Task inputs

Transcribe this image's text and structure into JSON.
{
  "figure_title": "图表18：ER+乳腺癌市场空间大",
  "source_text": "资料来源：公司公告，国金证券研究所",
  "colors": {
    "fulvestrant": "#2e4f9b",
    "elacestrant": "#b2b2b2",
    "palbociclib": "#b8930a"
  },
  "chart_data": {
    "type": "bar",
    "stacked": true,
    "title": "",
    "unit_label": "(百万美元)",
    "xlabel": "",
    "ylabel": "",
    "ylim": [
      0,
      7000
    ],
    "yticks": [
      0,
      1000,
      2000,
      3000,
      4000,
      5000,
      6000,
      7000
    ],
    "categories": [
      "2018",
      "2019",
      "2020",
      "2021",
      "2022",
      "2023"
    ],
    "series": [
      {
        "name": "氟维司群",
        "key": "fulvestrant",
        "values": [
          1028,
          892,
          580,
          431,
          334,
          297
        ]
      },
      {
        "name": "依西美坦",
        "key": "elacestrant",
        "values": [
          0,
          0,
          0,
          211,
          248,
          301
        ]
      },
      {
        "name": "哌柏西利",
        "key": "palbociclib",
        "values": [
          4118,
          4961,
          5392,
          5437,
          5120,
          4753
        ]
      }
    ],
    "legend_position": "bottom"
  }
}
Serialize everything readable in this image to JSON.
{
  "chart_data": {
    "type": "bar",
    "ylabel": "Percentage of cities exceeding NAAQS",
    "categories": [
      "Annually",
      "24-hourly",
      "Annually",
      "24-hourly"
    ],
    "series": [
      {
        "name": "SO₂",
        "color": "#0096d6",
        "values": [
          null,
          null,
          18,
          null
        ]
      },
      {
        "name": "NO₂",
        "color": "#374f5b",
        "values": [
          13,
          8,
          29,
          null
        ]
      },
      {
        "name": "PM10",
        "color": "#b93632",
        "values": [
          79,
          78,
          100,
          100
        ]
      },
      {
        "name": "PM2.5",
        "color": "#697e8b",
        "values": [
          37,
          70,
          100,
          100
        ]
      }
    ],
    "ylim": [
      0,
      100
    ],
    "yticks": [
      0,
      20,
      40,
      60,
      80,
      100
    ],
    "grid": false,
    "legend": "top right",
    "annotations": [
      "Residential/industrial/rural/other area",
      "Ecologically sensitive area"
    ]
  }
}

What this task involves
Print the records once more, exactly as they were given.

Complete response
Transcribe this image's text and structure into JSON.
{
  "figure_title": "图表18：ER+乳腺癌市场空间大",
  "source_text": "资料来源：公司公告，国金证券研究所",
  "colors": {
    "fulvestrant": "#2e4f9b",
    "elacestrant": "#b2b2b2",
    "palbociclib": "#b8930a"
  },
  "chart_data": {
    "type": "bar",
    "stacked": true,
    "title": "",
    "unit_label": "(百万美元)",
    "xlabel": "",
    "ylabel": "",
    "ylim": [
      0,
      7000
    ],
    "yticks": [
      0,
      1000,
      2000,
      3000,
      4000,
      5000,
      6000,
      7000
    ],
    "categories": [
      "2018",
      "2019",
      "2020",
      "2021",
      "2022",
      "2023"
    ],
    "series": [
      {
        "name": "氟维司群",
        "key": "fulvestrant",
        "values": [
          1028,
          892,
          580,
          431,
          334,
          297
        ]
      },
      {
        "name": "依西美坦",
        "key": "elacestrant",
        "values": [
          0,
          0,
          0,
          211,
          248,
          301
        ]
      },
      {
        "name": "哌柏西利",
        "key": "palbociclib",
        "values": [
          4118,
          4961,
          5392,
          5437,
          5120,
          4753
        ]
      }
    ],
    "legend_position": "bottom"
  }
}
Serialize everything readable in this image to JSON.
{
  "chart_data": {
    "type": "bar",
    "ylabel": "Percentage of cities exceeding NAAQS",
    "categories": [
      "Annually",
      "24-hourly",
      "Annually",
      "24-hourly"
    ],
    "series": [
      {
        "name": "SO₂",
        "color": "#0096d6",
        "values": [
          null,
          null,
          18,
          null
        ]
      },
      {
        "name": "NO₂",
        "color": "#374f5b",
        "values": [
          13,
          8,
          29,
          null
        ]
      },
      {
        "name": "PM10",
        "color": "#b93632",
        "values": [
          79,
          78,
          100,
          100
        ]
      },
      {
        "name": "PM2.5",
        "color": "#697e8b",
        "values": [
          37,
          70,
          100,
          100
        ]
      }
    ],
    "ylim": [
      0,
      100
    ],
    "yticks": [
      0,
      20,
      40,
      60,
      80,
      100
    ],
    "grid": false,
    "legend": "top right",
    "annotations": [
      "Residential/industrial/rural/other area",
      "Ecologically sensitive area"
    ]
  }
}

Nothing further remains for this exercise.